[Dataset records]
****************

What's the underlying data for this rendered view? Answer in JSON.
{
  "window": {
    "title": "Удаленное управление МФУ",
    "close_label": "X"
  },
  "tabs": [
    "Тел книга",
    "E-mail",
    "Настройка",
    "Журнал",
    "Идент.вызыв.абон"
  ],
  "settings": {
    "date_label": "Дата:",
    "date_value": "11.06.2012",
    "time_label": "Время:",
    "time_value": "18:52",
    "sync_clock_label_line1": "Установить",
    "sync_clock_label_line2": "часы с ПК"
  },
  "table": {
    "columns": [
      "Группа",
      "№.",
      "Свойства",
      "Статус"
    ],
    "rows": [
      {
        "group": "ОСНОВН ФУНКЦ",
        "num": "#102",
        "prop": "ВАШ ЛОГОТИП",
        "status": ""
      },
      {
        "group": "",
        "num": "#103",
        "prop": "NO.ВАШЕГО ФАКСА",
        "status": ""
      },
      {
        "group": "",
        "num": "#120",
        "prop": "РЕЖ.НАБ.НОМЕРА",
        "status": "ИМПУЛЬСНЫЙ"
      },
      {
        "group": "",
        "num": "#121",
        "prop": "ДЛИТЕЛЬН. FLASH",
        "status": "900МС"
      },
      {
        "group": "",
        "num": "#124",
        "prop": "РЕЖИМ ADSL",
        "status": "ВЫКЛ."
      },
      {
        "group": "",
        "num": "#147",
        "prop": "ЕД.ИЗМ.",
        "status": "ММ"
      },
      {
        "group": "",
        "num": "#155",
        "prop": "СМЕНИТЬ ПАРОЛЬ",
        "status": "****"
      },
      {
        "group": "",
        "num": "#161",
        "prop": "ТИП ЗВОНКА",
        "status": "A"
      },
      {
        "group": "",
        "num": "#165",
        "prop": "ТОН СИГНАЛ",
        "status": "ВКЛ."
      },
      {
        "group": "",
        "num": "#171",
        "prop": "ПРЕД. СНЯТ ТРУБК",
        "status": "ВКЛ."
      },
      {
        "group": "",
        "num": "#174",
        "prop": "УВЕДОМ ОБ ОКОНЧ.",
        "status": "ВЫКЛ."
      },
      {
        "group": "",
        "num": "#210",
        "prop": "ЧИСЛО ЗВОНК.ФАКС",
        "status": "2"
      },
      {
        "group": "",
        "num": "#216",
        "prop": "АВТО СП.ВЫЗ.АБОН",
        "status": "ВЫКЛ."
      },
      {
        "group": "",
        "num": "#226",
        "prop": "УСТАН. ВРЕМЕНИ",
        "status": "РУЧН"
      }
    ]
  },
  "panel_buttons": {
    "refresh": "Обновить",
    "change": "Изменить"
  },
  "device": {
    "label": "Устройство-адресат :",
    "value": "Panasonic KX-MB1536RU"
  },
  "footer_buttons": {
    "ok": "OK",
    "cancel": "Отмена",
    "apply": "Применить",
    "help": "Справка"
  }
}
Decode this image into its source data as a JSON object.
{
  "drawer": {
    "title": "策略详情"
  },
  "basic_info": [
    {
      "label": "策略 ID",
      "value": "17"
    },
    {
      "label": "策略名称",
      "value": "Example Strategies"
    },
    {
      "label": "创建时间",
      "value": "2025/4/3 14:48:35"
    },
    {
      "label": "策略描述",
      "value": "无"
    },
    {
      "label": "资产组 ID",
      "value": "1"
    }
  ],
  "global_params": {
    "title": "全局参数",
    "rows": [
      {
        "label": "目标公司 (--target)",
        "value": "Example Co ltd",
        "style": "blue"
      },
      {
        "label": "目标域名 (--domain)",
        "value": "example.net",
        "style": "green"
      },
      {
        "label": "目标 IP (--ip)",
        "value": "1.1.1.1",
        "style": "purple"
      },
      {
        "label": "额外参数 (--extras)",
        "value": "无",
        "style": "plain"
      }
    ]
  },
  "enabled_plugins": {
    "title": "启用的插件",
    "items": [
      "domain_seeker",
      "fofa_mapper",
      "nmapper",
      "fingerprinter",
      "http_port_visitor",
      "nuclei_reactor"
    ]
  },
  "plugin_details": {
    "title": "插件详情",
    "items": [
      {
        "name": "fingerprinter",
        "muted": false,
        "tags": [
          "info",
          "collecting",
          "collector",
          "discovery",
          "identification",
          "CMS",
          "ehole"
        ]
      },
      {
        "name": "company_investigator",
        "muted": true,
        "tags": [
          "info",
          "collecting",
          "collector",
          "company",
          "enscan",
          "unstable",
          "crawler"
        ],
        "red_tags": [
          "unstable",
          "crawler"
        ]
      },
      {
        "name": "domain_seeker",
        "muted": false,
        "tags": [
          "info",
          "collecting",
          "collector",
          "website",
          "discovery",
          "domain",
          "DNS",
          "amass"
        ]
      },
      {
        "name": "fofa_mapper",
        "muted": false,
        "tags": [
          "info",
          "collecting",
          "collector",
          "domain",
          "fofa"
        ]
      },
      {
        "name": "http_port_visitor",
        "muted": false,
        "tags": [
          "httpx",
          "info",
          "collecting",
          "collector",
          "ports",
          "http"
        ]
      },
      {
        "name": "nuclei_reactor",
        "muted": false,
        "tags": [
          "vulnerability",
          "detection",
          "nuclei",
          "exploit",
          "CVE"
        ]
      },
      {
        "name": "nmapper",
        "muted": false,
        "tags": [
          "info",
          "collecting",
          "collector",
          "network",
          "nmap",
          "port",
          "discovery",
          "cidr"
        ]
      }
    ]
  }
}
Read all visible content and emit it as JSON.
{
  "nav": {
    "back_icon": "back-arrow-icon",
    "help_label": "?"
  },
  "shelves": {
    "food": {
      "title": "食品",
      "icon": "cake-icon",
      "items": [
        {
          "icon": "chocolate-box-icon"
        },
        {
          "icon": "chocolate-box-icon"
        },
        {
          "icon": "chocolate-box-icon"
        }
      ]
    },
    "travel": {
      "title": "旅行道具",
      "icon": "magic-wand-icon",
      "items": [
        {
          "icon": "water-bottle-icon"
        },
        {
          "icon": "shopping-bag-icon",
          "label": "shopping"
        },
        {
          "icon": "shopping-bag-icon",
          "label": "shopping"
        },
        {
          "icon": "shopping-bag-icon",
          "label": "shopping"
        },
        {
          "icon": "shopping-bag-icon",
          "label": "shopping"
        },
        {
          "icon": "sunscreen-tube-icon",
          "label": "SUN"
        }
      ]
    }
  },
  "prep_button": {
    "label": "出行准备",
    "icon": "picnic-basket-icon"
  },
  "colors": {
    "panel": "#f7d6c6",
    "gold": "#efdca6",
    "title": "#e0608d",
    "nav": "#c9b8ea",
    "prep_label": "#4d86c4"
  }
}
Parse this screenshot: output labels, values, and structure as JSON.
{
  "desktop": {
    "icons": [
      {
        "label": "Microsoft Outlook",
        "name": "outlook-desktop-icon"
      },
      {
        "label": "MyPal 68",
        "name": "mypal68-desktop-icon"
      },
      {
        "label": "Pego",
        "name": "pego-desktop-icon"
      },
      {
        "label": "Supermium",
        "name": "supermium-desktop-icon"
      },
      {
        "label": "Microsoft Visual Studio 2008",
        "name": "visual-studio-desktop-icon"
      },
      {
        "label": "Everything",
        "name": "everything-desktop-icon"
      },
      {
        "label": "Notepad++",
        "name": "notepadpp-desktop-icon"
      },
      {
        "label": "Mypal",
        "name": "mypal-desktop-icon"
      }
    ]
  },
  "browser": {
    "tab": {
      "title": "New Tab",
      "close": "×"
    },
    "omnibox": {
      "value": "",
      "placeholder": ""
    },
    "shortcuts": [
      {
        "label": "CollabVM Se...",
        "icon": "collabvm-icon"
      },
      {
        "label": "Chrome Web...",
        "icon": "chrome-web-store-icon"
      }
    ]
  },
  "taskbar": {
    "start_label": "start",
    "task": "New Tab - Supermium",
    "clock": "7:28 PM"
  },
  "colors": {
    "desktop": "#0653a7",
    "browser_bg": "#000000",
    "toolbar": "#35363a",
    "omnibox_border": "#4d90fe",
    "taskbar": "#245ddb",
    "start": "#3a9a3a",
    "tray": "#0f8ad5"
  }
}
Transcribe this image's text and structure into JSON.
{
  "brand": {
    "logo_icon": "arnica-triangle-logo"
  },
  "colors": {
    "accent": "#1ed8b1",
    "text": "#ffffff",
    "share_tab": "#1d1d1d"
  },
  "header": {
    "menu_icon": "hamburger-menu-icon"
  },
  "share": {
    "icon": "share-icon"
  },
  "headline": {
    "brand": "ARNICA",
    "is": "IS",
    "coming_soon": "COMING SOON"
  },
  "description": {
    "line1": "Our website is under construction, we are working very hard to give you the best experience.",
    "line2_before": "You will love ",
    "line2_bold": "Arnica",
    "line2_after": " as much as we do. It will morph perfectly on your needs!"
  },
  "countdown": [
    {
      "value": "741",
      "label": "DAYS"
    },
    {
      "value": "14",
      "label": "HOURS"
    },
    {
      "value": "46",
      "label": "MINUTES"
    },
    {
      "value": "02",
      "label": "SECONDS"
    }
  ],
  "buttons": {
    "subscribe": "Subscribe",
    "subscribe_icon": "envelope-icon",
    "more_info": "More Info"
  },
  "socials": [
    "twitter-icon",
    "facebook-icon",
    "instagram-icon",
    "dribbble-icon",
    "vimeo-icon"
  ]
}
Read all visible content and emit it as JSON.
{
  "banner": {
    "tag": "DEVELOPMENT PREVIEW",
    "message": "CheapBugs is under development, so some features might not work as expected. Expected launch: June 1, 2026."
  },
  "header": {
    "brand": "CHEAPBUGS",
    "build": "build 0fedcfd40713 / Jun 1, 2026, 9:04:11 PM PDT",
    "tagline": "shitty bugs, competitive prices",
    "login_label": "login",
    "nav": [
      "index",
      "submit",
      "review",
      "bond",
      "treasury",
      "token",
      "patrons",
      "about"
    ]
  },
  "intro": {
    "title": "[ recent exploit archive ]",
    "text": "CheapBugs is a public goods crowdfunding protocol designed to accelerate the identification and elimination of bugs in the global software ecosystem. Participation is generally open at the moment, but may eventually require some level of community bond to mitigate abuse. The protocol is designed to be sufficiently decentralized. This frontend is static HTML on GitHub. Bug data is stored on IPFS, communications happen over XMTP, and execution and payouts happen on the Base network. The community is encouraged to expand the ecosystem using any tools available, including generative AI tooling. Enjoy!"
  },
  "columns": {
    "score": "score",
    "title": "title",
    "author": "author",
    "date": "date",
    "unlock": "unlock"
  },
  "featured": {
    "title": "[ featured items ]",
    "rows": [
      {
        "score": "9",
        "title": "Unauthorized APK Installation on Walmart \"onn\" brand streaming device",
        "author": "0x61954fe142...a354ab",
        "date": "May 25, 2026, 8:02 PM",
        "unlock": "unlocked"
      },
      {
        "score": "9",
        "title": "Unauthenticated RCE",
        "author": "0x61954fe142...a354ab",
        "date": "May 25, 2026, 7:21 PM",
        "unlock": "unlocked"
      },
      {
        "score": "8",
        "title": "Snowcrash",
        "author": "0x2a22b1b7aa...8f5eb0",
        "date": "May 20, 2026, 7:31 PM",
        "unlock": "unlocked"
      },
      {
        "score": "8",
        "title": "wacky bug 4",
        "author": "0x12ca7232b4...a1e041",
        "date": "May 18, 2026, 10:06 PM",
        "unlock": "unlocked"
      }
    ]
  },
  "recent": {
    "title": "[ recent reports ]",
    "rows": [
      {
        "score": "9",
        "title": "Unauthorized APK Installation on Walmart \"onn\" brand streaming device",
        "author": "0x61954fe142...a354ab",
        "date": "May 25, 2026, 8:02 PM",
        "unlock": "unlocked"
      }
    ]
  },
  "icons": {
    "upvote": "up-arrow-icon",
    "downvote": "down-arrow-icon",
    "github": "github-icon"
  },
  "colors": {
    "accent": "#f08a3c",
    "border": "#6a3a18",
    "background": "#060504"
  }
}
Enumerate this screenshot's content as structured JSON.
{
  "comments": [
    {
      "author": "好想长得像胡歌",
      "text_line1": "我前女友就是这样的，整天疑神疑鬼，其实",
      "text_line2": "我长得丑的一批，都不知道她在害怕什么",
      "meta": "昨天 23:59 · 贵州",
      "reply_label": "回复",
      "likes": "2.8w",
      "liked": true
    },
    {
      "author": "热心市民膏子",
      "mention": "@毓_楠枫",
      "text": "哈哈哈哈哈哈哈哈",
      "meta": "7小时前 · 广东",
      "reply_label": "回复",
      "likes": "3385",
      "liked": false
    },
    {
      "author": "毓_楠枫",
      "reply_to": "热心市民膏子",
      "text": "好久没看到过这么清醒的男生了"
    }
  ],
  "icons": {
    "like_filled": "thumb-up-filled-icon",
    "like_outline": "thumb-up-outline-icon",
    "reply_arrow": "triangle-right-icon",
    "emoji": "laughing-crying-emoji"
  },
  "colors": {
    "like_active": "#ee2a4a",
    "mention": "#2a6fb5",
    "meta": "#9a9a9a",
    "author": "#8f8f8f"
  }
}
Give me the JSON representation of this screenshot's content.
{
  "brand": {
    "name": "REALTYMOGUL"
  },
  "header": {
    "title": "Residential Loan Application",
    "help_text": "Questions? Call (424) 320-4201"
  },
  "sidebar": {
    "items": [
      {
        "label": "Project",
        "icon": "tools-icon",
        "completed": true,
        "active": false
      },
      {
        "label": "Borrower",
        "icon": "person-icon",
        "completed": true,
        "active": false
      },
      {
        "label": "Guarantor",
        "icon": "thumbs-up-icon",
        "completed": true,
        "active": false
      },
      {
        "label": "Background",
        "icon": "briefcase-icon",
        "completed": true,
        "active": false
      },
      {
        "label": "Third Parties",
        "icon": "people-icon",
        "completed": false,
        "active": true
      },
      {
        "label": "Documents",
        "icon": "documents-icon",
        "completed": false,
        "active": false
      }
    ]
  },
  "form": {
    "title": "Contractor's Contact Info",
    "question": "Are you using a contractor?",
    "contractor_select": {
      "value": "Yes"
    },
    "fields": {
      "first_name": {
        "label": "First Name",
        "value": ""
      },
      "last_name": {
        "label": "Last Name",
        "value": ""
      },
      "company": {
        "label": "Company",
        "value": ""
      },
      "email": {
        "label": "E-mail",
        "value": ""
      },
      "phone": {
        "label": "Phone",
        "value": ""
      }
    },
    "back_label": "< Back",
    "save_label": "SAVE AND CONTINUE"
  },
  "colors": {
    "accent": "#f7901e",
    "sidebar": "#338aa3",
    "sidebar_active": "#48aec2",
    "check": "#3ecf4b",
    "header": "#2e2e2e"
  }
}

****************

Exercise: From the records above, copy every line that holds the word "accent".

Answer for this exercise:
    "accent": "#1ed8b1",
    "accent": "#f08a3c",
    "accent": "#f7901e",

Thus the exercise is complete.